(What the task asks)
Out of the lines below, please list those that hold the string "artifactId".

───── Supplied records ─────

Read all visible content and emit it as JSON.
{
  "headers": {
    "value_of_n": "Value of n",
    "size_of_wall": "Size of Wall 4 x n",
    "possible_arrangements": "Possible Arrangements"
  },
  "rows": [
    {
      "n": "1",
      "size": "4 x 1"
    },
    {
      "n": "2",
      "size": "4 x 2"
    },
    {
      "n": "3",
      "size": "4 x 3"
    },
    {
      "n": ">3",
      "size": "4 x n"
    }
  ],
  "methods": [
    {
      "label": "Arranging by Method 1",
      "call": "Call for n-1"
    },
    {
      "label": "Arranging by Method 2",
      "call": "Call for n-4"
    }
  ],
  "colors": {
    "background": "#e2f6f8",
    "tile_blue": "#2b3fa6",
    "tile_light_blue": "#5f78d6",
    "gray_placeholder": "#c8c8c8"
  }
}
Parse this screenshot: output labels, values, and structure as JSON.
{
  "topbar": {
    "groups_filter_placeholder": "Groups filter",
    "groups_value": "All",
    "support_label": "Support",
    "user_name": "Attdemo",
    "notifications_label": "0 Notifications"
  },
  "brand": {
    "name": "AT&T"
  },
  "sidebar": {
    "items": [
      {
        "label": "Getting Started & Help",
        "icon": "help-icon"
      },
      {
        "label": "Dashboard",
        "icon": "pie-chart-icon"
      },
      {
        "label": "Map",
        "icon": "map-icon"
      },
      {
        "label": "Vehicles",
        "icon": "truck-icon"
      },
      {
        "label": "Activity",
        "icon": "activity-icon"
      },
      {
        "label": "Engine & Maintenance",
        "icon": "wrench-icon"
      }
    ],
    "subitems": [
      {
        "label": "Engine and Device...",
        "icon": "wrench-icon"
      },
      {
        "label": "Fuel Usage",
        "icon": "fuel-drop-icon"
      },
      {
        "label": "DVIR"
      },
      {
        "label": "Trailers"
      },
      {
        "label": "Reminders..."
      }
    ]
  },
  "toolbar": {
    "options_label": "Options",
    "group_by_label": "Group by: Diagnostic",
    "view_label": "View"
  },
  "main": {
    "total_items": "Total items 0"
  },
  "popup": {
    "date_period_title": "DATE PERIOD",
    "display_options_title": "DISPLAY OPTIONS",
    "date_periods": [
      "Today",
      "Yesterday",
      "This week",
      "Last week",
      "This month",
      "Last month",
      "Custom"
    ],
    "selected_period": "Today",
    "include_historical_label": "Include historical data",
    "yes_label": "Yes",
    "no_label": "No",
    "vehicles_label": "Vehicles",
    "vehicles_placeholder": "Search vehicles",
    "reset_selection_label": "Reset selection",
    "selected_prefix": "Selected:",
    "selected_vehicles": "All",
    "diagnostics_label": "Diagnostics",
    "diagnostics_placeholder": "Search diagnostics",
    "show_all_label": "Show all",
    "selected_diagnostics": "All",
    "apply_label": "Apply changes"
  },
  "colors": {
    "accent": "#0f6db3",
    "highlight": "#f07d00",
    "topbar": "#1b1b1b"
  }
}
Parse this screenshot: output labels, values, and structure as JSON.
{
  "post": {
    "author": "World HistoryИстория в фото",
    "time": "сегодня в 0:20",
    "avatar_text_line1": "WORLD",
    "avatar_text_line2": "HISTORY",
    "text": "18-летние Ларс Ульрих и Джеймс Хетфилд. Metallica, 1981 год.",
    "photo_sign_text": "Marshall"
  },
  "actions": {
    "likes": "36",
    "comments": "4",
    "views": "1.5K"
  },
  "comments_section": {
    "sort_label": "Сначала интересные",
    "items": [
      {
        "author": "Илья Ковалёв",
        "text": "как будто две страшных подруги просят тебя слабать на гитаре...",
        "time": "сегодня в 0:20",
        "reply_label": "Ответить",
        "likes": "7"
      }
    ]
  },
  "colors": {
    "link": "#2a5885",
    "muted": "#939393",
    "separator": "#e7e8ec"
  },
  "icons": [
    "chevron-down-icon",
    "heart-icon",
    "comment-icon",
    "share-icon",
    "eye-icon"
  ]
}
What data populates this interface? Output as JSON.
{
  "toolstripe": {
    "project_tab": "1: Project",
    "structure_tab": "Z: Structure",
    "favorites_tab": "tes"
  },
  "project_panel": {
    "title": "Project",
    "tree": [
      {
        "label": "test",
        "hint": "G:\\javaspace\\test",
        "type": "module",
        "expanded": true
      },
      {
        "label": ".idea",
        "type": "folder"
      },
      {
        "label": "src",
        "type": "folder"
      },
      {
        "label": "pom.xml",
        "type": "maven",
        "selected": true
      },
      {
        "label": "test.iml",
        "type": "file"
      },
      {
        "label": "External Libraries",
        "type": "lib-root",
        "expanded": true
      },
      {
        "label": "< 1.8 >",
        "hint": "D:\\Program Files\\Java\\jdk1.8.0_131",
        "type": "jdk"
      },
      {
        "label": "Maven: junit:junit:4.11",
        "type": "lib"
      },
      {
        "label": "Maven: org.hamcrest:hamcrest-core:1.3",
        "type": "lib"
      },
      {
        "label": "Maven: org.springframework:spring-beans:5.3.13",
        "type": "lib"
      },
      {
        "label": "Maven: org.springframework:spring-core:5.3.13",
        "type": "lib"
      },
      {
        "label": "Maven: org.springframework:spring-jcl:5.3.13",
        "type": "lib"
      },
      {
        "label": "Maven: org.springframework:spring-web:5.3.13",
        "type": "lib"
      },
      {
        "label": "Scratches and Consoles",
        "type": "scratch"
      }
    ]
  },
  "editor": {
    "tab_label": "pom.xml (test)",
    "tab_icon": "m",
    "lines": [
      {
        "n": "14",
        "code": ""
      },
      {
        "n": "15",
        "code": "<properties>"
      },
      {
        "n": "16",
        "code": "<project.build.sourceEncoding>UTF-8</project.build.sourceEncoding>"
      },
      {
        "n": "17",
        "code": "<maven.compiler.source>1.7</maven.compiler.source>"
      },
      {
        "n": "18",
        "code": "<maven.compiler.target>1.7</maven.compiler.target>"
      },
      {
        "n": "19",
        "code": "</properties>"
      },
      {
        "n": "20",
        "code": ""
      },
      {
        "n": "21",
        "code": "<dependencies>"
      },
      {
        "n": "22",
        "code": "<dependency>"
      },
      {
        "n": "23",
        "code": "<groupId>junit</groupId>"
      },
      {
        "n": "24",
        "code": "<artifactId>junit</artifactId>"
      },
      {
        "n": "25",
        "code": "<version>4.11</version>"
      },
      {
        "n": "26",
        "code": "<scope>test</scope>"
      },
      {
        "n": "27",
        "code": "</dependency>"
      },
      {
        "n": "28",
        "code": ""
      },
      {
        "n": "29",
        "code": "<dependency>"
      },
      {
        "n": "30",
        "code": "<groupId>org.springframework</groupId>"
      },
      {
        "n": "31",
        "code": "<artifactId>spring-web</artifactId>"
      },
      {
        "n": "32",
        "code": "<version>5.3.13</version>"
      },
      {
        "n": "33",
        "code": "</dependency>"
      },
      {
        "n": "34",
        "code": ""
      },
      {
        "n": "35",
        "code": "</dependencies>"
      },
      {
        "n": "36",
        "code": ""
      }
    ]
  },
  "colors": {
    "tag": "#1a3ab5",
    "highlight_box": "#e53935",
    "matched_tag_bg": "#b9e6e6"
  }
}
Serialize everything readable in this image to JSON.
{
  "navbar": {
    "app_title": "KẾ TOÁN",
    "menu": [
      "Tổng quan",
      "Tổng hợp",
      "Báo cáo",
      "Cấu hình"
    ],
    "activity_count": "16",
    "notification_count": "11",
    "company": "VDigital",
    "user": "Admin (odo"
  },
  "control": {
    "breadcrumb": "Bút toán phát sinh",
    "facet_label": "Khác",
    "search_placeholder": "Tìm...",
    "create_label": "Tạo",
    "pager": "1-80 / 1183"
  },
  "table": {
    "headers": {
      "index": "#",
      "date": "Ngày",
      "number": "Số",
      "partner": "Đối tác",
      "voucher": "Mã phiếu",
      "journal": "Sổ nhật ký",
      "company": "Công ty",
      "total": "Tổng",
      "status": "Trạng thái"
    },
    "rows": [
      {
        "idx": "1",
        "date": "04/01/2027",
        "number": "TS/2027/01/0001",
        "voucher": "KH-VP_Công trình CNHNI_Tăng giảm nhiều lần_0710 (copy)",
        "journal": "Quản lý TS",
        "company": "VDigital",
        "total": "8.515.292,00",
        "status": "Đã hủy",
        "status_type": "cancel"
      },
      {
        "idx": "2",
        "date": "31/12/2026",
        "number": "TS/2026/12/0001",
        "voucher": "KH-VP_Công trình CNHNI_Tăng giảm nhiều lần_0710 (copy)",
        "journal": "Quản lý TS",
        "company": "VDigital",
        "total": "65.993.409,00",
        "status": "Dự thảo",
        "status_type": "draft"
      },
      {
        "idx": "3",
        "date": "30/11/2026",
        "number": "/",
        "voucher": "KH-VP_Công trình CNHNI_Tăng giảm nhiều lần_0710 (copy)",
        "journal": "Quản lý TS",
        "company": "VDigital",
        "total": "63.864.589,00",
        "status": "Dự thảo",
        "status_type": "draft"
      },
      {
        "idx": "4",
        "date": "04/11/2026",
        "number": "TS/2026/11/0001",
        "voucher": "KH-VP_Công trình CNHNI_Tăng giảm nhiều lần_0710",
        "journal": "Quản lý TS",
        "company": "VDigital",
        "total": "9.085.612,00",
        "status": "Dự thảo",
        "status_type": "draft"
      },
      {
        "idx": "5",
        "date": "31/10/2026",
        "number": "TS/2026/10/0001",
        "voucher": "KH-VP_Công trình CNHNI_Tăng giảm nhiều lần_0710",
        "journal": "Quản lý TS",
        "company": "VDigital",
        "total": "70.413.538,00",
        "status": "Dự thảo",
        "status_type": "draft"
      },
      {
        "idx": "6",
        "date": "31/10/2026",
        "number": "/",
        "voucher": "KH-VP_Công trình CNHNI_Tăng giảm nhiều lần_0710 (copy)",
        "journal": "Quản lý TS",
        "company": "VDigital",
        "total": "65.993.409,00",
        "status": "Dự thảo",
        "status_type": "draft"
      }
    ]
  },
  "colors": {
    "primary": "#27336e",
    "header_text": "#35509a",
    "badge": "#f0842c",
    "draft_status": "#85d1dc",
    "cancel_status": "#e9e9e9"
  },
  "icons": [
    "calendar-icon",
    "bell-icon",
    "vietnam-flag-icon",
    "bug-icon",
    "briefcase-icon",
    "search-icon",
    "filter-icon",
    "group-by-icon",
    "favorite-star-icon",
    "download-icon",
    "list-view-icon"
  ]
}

─────

(Full answer)
        "code": "<artifactId>junit</artifactId>"
        "code": "<artifactId>spring-web</artifactId>"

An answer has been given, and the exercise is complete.